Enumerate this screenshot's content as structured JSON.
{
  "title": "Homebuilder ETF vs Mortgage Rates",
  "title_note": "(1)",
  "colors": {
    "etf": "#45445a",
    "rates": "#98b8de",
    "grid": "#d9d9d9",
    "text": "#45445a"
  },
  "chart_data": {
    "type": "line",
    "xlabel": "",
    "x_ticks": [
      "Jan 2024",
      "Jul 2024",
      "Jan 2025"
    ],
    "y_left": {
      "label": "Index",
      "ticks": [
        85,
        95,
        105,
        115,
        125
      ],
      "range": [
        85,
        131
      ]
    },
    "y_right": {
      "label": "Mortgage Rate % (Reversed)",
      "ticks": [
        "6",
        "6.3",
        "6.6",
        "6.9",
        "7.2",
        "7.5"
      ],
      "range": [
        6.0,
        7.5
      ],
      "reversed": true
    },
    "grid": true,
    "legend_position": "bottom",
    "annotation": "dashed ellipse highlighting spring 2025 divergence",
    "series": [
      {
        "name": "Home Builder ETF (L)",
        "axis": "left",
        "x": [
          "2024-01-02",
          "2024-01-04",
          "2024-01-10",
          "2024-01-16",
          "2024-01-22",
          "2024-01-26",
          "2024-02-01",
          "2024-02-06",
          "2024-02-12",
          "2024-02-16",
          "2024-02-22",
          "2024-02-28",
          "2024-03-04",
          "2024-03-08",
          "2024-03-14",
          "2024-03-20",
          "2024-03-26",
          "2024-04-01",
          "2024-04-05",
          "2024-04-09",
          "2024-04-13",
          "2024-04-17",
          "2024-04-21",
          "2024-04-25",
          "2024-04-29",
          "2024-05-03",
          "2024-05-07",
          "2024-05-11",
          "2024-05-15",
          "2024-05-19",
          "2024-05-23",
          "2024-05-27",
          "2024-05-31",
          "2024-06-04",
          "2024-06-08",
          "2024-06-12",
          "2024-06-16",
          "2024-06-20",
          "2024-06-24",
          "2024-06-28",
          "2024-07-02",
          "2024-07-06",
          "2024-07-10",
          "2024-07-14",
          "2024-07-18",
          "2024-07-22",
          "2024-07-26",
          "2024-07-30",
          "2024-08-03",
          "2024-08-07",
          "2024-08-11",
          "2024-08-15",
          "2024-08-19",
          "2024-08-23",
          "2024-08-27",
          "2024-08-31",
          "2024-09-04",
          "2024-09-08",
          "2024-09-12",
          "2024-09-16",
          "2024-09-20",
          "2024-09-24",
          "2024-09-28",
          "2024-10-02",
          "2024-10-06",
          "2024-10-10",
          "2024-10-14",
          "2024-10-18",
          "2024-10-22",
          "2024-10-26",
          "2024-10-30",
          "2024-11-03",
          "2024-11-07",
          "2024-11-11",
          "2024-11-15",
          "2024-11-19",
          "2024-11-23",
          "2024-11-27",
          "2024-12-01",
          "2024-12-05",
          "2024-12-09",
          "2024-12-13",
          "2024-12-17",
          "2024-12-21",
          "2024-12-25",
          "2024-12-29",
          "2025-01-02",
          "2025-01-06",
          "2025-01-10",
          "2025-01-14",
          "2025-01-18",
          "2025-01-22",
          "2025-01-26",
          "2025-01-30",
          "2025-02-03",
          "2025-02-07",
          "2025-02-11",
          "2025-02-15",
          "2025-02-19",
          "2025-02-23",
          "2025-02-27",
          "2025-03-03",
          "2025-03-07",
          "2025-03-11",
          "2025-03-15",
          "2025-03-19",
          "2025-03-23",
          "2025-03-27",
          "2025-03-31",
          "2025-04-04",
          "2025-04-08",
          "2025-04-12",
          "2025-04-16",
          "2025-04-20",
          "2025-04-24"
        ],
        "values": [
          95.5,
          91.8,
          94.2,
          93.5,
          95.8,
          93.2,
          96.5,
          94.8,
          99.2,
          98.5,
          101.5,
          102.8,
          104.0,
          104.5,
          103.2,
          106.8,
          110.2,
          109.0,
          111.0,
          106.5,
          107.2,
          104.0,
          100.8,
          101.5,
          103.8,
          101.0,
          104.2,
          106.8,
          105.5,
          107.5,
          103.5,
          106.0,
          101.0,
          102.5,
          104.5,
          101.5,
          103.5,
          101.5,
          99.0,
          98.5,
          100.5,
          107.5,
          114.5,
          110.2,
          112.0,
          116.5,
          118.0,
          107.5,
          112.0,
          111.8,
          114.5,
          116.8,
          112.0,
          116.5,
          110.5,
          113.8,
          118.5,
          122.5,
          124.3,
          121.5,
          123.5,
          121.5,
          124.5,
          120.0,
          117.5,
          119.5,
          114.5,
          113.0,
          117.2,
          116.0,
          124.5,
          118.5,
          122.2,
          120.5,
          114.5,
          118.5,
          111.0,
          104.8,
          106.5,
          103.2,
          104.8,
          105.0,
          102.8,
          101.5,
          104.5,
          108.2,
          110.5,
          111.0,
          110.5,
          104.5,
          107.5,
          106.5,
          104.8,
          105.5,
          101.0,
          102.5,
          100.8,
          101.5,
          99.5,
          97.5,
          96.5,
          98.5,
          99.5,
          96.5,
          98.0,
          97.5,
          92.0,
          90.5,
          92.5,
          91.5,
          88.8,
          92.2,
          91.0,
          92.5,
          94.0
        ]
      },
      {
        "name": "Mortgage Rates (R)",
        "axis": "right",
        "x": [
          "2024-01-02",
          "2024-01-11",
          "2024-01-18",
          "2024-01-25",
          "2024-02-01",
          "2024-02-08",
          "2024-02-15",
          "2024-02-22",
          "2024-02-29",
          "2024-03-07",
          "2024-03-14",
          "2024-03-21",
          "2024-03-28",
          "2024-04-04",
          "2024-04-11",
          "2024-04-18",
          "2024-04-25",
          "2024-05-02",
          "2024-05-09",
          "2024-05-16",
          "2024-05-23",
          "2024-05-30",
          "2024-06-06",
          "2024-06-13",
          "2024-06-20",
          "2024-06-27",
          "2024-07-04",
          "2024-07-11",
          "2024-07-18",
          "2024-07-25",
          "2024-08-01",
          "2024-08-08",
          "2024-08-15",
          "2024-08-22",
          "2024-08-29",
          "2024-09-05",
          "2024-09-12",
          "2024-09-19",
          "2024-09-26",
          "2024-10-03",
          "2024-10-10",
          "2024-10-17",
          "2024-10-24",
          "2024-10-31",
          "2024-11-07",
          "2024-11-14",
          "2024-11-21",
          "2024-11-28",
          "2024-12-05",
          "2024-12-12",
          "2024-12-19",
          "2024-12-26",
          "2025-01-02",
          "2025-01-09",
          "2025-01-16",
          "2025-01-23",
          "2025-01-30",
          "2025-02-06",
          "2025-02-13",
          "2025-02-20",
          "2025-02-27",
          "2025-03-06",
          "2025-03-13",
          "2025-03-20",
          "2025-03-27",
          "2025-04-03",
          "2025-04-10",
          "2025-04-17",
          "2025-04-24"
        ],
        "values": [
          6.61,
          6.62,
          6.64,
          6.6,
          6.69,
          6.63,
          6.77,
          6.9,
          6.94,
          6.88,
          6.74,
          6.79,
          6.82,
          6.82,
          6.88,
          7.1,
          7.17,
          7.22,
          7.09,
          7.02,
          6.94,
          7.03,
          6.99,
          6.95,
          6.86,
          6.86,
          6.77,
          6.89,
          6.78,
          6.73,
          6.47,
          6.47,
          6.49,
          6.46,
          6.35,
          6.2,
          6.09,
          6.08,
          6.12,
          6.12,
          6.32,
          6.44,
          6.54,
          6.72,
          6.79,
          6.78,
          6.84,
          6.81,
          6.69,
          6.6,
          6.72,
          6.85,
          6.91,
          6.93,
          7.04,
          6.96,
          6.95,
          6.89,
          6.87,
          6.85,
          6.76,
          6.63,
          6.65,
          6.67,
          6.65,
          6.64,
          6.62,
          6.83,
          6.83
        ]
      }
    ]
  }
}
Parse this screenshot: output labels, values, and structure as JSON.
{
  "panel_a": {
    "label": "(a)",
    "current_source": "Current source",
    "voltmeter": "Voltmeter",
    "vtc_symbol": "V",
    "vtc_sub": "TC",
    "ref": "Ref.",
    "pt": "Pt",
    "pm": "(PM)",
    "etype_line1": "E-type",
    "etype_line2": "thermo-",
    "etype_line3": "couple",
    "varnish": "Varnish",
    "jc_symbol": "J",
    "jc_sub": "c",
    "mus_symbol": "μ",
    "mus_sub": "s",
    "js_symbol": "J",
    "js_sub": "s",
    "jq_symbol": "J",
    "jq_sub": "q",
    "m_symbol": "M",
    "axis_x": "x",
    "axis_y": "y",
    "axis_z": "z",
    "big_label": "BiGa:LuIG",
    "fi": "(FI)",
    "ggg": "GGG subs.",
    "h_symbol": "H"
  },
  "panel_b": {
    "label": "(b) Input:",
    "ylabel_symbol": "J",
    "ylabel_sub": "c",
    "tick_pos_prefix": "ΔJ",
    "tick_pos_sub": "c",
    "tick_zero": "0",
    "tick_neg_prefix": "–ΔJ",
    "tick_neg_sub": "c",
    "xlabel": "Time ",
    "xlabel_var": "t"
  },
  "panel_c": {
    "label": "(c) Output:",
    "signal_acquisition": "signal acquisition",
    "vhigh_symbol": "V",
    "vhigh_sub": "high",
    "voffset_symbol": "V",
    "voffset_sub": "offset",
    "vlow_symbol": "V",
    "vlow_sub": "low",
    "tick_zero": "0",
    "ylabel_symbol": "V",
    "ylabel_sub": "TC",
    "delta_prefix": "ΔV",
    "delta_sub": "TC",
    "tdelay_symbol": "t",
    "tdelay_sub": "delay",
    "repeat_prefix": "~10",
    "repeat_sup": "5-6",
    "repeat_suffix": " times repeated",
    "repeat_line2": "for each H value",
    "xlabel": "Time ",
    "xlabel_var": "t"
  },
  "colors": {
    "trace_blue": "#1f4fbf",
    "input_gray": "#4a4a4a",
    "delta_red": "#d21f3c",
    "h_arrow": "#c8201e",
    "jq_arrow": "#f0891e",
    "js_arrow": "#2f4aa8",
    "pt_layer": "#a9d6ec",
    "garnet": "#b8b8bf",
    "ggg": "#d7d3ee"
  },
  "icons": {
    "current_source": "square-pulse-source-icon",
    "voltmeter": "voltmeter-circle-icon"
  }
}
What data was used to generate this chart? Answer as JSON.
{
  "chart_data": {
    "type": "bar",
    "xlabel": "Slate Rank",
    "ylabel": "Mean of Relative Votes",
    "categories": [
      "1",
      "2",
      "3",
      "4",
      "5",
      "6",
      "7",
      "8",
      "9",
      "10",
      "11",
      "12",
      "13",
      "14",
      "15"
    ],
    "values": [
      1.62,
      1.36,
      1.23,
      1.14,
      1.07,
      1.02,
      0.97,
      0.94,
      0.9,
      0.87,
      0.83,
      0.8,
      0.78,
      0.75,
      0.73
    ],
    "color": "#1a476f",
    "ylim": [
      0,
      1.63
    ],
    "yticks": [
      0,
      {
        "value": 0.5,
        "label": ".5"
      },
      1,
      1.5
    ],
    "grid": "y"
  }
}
⁂
## Directions for this task:
Exactly repeat the lines from the line that contains "What data was" to the end of the entries, both included, and leave out all other lines.

## Result of this exercise:
What data was used to generate this chart? Answer as JSON.
{
  "chart_data": {
    "type": "bar",
    "xlabel": "Slate Rank",
    "ylabel": "Mean of Relative Votes",
    "categories": [
      "1",
      "2",
      "3",
      "4",
      "5",
      "6",
      "7",
      "8",
      "9",
      "10",
      "11",
      "12",
      "13",
      "14",
      "15"
    ],
    "values": [
      1.62,
      1.36,
      1.23,
      1.14,
      1.07,
      1.02,
      0.97,
      0.94,
      0.9,
      0.87,
      0.83,
      0.8,
      0.78,
      0.75,
      0.73
    ],
    "color": "#1a476f",
    "ylim": [
      0,
      1.63
    ],
    "yticks": [
      0,
      {
        "value": 0.5,
        "label": ".5"
      },
      1,
      1.5
    ],
    "grid": "y"
  }
}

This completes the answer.